**Prompt:** Show all lines holding the string "siis".

**Extracted records:**
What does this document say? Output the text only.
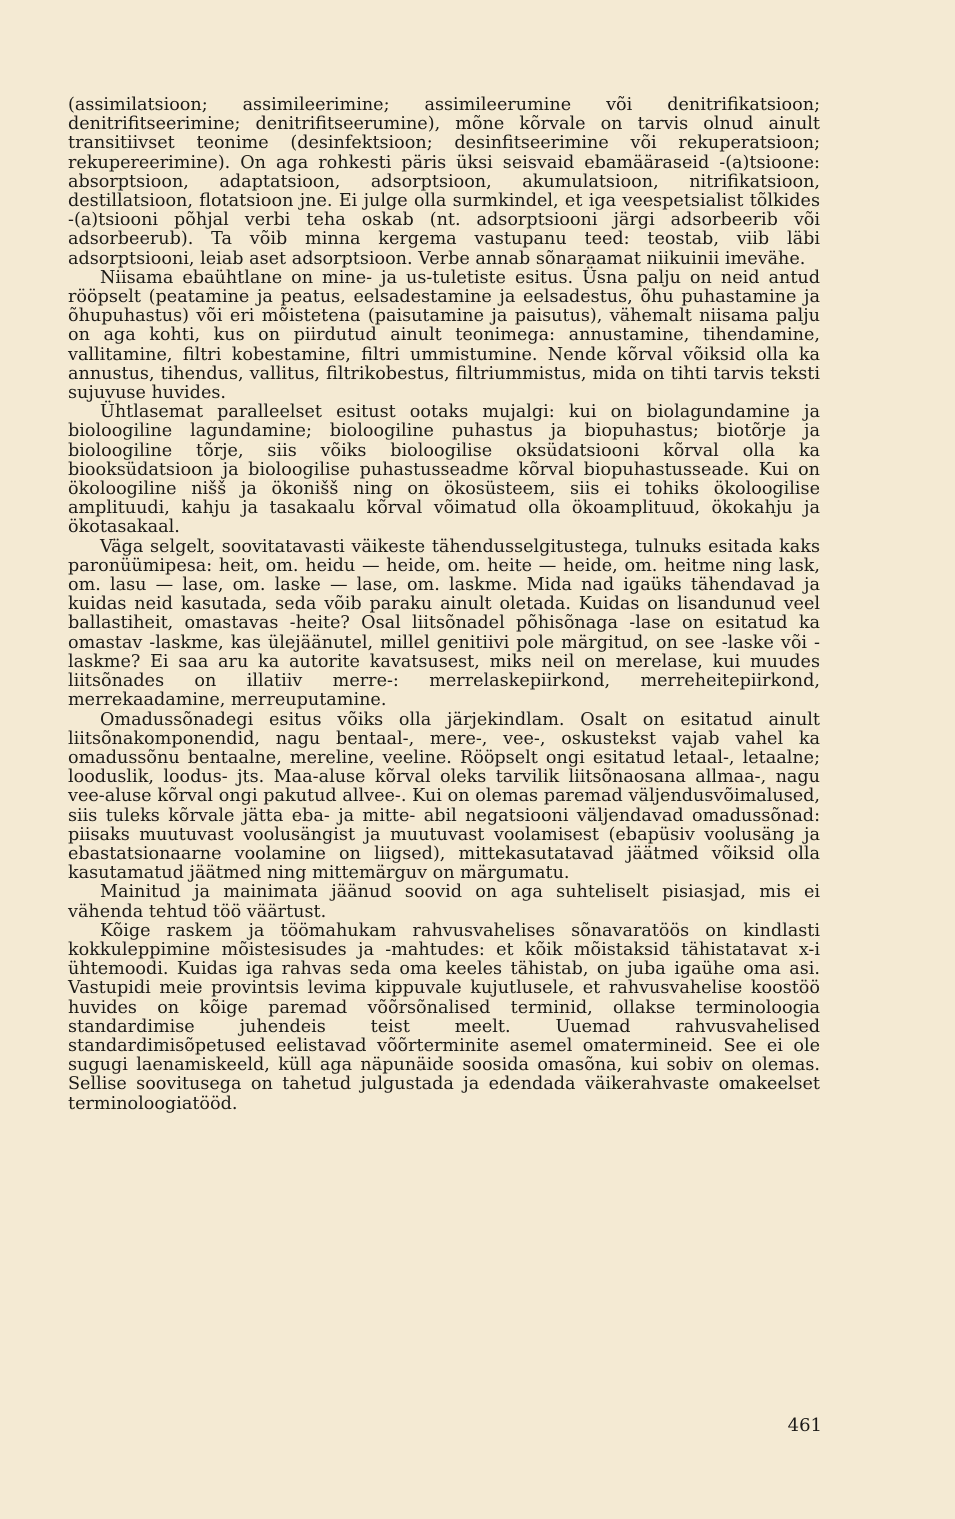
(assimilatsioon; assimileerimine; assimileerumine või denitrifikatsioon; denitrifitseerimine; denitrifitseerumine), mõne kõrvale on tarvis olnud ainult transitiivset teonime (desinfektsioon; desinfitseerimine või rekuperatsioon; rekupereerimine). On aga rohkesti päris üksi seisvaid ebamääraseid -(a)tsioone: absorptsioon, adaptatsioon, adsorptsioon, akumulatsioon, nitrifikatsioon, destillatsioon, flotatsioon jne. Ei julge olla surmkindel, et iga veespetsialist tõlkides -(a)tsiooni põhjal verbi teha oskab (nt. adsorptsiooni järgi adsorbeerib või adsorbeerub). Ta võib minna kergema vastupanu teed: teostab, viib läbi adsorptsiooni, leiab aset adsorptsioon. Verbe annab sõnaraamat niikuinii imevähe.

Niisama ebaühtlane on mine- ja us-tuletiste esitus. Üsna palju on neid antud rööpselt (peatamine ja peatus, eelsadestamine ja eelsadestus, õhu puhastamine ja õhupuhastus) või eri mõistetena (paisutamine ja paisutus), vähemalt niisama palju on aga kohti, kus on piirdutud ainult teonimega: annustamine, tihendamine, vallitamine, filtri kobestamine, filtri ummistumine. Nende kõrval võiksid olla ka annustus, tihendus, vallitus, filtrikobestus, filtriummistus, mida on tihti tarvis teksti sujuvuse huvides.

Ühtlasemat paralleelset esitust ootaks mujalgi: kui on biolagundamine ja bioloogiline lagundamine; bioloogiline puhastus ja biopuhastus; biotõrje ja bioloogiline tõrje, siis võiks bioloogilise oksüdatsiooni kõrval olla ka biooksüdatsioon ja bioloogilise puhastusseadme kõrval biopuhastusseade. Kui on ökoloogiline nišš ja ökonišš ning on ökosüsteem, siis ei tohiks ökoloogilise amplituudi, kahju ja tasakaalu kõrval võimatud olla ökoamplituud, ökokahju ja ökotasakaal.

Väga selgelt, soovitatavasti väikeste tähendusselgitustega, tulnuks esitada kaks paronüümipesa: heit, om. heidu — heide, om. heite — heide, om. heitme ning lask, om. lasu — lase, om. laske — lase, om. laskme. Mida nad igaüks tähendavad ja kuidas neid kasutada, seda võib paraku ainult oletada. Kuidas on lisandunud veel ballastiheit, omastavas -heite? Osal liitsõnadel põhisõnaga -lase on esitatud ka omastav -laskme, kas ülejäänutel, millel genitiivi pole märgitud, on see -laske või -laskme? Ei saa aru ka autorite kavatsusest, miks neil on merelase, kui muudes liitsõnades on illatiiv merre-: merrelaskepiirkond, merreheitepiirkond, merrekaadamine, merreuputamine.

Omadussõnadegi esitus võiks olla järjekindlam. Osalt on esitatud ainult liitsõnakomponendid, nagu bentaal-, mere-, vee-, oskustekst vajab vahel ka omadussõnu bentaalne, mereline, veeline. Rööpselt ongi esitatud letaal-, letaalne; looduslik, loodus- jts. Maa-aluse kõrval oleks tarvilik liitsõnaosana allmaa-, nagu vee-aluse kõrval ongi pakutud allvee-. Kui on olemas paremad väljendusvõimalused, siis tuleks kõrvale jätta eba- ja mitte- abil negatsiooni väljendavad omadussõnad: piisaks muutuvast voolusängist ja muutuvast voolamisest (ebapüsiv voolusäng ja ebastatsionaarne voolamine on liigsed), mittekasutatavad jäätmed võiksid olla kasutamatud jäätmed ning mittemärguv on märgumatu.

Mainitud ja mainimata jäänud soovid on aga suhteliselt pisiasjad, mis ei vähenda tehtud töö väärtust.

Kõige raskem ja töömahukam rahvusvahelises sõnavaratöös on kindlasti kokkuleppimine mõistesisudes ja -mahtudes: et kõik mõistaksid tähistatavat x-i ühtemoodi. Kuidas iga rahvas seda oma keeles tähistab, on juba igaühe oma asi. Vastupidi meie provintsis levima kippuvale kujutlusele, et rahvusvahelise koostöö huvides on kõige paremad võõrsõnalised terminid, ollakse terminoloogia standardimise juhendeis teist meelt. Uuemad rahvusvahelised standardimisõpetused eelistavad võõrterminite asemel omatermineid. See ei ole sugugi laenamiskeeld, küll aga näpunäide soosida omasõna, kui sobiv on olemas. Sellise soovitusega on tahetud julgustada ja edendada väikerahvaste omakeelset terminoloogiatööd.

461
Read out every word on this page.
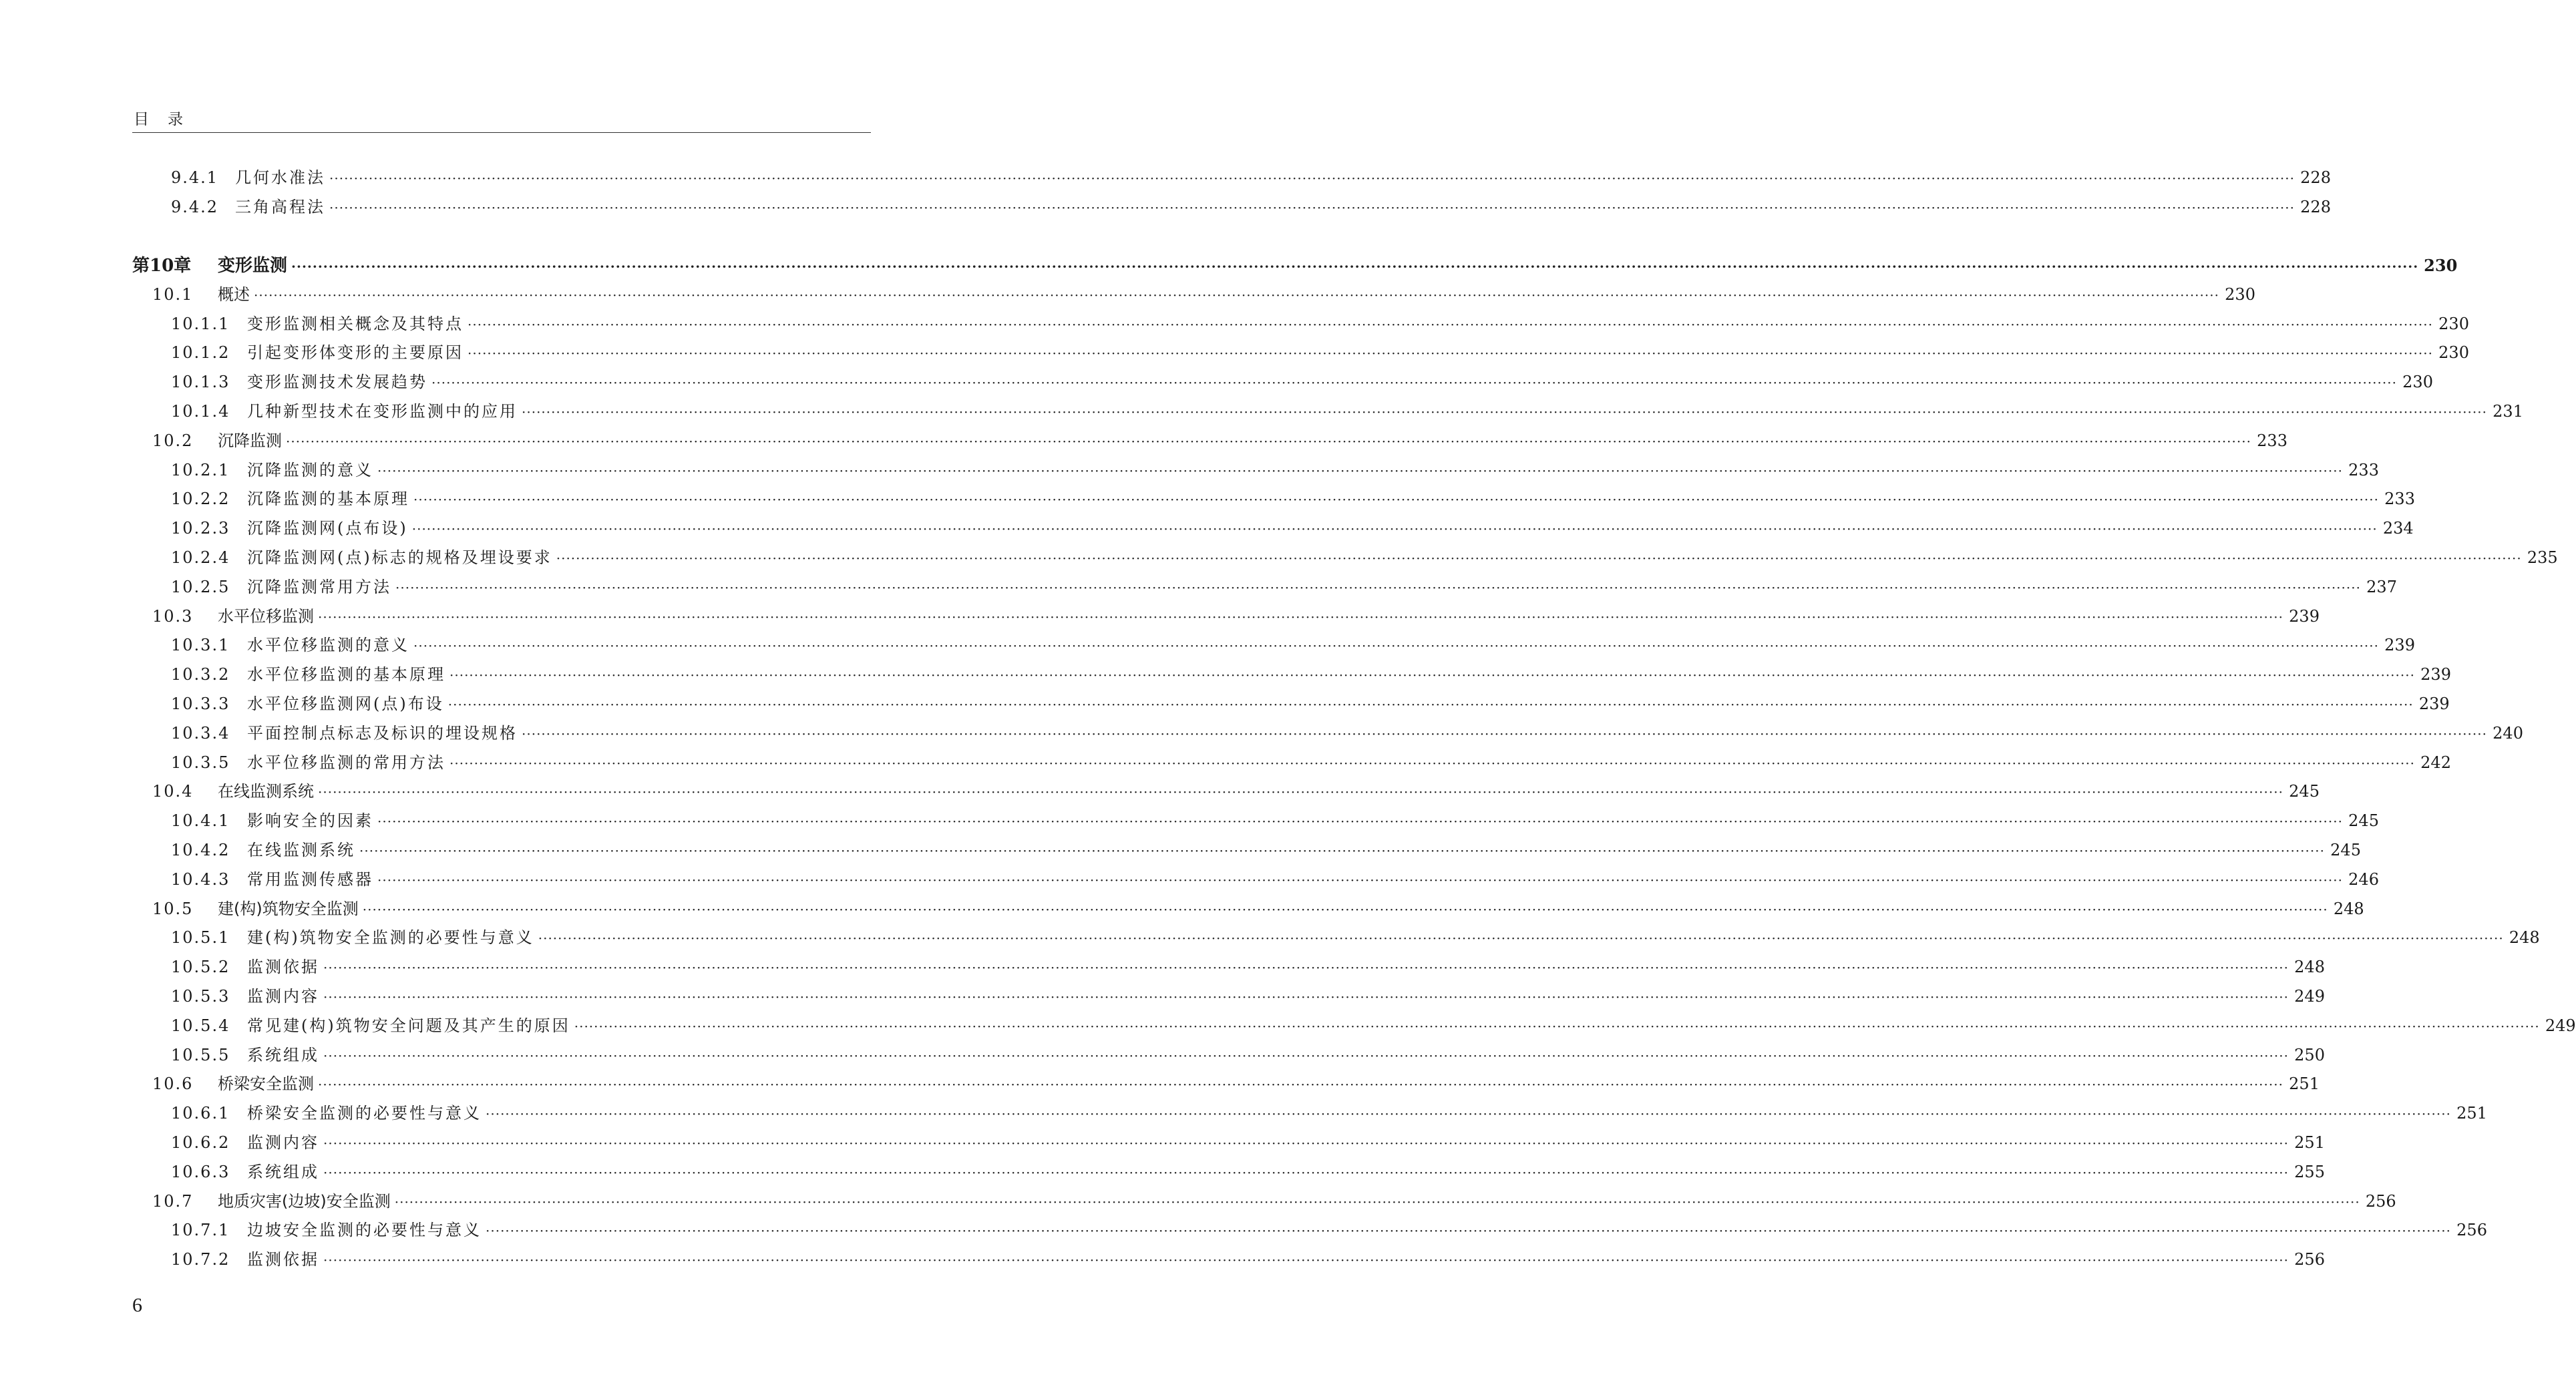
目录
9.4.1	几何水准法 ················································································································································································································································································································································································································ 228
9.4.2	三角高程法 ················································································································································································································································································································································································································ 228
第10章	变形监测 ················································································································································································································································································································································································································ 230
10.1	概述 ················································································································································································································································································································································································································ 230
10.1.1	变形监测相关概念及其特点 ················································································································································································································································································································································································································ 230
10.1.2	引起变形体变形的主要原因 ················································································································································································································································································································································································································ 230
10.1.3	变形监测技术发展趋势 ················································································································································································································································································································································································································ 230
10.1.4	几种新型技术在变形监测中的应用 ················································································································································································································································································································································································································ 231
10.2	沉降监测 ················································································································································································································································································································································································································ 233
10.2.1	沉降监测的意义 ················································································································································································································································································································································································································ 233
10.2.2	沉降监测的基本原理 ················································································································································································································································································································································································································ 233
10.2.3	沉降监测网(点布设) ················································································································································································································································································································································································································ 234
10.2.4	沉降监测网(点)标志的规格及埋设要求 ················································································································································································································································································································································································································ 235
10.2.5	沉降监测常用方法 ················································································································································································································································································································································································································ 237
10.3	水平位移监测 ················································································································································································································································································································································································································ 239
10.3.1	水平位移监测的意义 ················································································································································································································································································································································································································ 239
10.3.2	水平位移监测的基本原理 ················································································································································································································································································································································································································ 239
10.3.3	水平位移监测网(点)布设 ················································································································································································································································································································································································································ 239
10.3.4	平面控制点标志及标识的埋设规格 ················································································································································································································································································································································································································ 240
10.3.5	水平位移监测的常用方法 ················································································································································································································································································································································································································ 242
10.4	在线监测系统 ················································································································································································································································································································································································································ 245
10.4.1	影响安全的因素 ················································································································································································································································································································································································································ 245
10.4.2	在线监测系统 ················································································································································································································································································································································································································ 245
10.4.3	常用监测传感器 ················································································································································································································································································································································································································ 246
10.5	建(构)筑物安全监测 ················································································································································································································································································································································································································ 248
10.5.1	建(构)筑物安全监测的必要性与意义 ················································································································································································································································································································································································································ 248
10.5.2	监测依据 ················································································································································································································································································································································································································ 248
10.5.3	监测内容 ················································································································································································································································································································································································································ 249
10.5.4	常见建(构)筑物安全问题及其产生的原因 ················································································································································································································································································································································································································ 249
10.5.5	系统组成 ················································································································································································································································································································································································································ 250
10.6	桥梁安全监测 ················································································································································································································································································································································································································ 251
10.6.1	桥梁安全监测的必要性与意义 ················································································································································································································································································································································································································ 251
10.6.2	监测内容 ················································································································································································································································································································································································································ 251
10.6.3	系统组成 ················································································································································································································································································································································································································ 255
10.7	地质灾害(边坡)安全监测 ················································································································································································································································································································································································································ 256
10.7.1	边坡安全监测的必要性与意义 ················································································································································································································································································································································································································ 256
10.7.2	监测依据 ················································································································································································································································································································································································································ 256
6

**Task response:**
Ühtlasemat paralleelset esitust ootaks mujalgi: kui on biolagundamine ja bioloogiline lagundamine; bioloogiline puhastus ja biopuhastus; biotõrje ja bioloogiline tõrje, siis võiks bioloogilise oksüdatsiooni kõrval olla ka biooksüdatsioon ja bioloogilise puhastusseadme kõrval biopuhastusseade. Kui on ökoloogiline nišš ja ökonišš ning on ökosüsteem, siis ei tohiks ökoloogilise amplituudi, kahju ja tasakaalu kõrval võimatud olla ökoamplituud, ökokahju ja ökotasakaal.
Omadussõnadegi esitus võiks olla järjekindlam. Osalt on esitatud ainult liitsõnakomponendid, nagu bentaal-, mere-, vee-, oskustekst vajab vahel ka omadussõnu bentaalne, mereline, veeline. Rööpselt ongi esitatud letaal-, letaalne; looduslik, loodus- jts. Maa-aluse kõrval oleks tarvilik liitsõnaosana allmaa-, nagu vee-aluse kõrval ongi pakutud allvee-. Kui on olemas paremad väljendusvõimalused, siis tuleks kõrvale jätta eba- ja mitte- abil negatsiooni väljendavad omadussõnad: piisaks muutuvast voolusängist ja muutuvast voolamisest (ebapüsiv voolusäng ja ebastatsionaarne voolamine on liigsed), mittekasutatavad jäätmed võiksid olla kasutamatud jäätmed ning mittemärguv on märgumatu.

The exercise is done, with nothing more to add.